(Data records)
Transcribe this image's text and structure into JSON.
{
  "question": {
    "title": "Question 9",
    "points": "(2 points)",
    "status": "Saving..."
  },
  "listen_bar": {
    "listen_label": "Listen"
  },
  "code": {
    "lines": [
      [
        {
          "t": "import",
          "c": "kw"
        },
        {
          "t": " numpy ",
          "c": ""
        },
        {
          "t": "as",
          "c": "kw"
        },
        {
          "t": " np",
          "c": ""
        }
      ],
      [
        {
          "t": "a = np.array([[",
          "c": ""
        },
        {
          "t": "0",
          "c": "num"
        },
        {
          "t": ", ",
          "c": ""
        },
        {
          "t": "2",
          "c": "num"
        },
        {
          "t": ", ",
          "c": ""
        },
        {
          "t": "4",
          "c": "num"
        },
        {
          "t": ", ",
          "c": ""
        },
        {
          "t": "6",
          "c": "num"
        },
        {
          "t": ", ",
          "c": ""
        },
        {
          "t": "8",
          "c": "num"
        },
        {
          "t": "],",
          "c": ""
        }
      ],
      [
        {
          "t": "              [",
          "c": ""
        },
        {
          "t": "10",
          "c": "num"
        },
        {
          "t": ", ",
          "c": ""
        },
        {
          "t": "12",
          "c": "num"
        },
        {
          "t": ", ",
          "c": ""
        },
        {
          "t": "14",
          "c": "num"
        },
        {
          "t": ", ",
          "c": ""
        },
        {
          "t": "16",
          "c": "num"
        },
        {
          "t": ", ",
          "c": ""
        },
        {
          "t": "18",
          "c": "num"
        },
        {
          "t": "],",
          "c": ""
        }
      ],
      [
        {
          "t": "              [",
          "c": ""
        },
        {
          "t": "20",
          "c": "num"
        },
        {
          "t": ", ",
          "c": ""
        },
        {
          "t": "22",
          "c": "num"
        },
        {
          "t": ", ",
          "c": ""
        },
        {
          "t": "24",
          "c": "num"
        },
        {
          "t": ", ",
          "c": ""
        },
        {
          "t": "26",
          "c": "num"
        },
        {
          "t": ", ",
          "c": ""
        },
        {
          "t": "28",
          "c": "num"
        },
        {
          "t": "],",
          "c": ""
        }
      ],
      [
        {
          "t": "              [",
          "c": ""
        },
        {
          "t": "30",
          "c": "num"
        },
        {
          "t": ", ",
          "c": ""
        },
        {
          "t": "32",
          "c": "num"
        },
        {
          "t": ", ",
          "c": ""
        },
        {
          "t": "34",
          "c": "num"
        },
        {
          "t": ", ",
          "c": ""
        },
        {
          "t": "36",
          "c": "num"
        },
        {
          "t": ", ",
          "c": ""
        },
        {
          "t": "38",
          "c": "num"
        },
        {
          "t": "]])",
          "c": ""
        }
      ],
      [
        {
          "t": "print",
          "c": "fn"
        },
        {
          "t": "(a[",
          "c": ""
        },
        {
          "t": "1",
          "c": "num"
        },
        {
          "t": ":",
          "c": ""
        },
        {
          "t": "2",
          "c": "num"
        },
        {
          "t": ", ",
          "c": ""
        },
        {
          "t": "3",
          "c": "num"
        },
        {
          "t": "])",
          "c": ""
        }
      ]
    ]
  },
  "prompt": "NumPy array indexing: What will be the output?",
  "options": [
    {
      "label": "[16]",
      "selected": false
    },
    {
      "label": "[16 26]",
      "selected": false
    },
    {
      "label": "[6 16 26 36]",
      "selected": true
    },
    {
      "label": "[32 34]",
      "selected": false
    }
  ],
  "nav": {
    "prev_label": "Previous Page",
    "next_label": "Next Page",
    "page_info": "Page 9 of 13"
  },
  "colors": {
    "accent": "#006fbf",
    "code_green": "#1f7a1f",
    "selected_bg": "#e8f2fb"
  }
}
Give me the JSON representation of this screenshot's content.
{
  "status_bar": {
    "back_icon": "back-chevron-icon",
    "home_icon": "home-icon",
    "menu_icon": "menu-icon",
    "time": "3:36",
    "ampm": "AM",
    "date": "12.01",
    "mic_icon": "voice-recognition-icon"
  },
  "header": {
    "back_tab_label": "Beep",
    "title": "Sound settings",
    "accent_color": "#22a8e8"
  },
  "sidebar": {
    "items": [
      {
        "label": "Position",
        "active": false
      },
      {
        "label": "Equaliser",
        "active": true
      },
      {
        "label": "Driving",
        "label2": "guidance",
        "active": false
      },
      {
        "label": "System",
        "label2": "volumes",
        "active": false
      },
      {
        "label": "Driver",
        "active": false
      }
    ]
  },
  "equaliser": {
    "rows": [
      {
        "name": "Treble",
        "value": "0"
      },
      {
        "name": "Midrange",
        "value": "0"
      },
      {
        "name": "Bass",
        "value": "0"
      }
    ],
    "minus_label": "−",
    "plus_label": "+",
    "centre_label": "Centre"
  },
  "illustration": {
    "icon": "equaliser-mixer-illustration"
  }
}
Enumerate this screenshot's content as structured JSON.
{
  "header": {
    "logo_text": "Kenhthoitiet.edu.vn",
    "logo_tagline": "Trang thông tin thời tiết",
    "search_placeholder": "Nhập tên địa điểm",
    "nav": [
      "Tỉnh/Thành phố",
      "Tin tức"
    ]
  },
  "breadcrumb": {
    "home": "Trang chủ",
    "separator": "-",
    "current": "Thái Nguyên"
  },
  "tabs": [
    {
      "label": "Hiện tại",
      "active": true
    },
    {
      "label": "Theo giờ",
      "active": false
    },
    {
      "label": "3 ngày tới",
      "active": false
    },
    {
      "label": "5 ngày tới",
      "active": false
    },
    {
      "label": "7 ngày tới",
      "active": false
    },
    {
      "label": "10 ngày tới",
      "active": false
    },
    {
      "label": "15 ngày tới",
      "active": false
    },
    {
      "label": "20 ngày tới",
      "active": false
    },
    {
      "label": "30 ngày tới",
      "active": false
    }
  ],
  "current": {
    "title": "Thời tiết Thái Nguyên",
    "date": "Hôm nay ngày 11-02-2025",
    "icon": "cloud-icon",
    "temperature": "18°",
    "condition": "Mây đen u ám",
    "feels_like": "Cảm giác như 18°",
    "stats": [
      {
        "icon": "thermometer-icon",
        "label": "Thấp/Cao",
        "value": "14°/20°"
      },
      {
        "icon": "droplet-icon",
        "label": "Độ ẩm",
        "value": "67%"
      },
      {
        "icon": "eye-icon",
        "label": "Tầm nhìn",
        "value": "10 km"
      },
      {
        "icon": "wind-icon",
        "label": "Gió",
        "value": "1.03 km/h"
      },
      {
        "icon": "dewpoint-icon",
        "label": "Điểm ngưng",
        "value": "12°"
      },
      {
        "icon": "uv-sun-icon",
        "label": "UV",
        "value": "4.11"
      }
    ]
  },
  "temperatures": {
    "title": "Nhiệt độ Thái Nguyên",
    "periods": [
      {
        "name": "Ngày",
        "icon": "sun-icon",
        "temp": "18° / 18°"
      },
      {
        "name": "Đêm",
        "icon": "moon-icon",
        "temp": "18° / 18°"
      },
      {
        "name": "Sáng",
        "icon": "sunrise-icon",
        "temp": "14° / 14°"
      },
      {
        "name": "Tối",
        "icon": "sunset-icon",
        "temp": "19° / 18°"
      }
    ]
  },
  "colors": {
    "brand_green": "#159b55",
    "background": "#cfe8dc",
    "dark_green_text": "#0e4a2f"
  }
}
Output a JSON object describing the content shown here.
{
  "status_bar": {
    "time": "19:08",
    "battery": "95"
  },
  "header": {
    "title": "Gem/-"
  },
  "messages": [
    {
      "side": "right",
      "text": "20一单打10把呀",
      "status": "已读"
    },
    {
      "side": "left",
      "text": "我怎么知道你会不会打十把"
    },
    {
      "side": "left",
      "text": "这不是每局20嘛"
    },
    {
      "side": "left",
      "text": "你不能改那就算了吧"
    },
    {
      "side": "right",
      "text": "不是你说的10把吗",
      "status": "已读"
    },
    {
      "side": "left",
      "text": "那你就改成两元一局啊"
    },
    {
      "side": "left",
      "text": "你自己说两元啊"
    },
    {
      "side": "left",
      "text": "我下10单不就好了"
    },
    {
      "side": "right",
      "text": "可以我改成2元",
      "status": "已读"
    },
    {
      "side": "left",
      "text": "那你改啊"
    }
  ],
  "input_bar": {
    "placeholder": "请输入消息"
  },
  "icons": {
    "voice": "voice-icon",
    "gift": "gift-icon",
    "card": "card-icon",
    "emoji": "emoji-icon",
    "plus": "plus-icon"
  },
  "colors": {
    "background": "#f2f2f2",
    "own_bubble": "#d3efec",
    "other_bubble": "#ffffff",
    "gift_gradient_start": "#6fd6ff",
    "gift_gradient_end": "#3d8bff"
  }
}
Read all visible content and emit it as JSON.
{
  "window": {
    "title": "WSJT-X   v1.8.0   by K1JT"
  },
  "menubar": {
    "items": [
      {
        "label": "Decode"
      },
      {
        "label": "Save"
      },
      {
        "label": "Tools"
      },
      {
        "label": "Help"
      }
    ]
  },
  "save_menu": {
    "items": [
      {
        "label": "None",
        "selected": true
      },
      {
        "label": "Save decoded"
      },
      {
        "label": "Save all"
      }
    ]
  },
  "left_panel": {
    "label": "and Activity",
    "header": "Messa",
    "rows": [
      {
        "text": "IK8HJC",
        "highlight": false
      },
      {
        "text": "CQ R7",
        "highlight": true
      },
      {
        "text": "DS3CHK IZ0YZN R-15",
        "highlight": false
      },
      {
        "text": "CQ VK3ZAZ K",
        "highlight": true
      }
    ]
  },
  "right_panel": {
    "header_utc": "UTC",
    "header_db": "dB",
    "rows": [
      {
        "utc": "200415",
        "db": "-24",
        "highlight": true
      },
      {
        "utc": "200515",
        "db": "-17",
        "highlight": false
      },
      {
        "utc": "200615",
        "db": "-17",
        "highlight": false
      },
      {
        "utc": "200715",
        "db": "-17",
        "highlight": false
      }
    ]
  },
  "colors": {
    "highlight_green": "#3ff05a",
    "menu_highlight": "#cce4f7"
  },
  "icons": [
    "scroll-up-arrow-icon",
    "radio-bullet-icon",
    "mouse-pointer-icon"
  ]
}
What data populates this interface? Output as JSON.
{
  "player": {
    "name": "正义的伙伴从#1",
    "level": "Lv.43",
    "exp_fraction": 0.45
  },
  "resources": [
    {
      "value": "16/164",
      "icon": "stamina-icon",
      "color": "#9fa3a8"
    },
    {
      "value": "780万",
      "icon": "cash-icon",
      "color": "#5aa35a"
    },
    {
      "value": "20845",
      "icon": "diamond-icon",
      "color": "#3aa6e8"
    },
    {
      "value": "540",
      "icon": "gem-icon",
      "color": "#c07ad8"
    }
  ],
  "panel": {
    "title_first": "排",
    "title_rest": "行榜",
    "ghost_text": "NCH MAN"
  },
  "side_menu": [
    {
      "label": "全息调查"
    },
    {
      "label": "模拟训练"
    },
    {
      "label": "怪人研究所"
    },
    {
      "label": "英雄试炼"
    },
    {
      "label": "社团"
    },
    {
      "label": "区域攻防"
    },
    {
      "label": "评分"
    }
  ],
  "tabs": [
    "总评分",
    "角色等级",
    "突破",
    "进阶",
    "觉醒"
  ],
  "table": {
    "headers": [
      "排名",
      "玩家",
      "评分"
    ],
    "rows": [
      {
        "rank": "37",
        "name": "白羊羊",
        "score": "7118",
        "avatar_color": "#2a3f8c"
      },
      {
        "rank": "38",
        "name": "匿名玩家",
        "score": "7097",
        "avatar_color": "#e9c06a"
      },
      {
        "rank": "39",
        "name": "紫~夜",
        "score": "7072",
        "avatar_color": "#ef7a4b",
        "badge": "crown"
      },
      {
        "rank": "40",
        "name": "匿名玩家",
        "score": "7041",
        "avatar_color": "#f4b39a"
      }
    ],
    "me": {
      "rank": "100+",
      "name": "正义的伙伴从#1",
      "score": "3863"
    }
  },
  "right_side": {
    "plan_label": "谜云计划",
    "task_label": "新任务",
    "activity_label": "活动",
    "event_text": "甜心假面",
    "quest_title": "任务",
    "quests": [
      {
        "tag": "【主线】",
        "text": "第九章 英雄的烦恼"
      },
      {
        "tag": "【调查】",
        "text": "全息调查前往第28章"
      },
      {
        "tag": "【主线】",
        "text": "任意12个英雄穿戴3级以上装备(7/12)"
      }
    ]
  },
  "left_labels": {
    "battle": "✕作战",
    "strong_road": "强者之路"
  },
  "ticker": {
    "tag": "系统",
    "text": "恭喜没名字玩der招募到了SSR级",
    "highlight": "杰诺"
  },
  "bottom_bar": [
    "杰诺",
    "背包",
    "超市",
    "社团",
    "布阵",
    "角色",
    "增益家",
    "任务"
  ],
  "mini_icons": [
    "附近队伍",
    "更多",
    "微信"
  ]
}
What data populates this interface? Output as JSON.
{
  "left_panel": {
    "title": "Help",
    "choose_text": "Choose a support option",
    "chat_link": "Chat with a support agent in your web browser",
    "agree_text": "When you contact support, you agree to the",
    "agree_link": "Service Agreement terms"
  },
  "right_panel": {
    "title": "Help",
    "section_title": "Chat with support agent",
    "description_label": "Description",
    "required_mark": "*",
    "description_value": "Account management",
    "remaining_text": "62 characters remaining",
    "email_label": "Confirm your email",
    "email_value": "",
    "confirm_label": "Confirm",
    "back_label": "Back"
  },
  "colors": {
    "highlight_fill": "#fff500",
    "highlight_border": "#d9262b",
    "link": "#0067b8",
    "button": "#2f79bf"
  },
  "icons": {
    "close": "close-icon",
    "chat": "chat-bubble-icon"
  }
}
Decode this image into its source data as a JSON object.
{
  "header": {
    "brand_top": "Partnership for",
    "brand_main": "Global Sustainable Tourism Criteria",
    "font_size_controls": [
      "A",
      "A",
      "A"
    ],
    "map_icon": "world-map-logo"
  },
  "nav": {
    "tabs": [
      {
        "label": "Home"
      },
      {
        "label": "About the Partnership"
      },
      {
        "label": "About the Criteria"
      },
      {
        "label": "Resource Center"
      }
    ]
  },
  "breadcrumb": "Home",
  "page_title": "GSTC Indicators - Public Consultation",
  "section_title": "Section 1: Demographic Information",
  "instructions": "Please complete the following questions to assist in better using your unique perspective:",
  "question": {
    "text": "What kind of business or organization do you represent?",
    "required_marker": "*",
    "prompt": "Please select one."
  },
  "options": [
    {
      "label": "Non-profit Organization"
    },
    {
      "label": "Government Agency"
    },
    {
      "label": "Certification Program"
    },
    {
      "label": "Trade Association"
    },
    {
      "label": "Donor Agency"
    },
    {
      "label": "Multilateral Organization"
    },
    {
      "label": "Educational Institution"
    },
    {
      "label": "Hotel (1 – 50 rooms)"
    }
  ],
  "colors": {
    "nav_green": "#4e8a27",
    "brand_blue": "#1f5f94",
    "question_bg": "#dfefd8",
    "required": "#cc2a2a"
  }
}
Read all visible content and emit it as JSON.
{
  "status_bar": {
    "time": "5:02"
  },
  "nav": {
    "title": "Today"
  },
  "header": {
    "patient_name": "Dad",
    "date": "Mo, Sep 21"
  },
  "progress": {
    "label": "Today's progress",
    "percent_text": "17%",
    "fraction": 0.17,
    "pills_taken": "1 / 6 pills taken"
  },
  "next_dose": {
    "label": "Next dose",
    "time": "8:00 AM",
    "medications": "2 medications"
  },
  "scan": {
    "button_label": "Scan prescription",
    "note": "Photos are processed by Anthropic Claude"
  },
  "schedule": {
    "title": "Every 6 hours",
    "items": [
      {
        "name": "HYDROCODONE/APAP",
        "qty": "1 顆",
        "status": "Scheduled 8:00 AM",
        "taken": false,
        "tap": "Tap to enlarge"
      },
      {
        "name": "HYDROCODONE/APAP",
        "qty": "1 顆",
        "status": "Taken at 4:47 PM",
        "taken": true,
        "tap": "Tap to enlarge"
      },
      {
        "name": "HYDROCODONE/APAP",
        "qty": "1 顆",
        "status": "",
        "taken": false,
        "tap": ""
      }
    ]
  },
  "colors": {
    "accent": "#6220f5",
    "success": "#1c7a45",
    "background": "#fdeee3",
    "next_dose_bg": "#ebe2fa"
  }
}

:: Task prompt ::
In the entries above, count each line with "Please"; reply with the total only.

:: Exercise output ::
2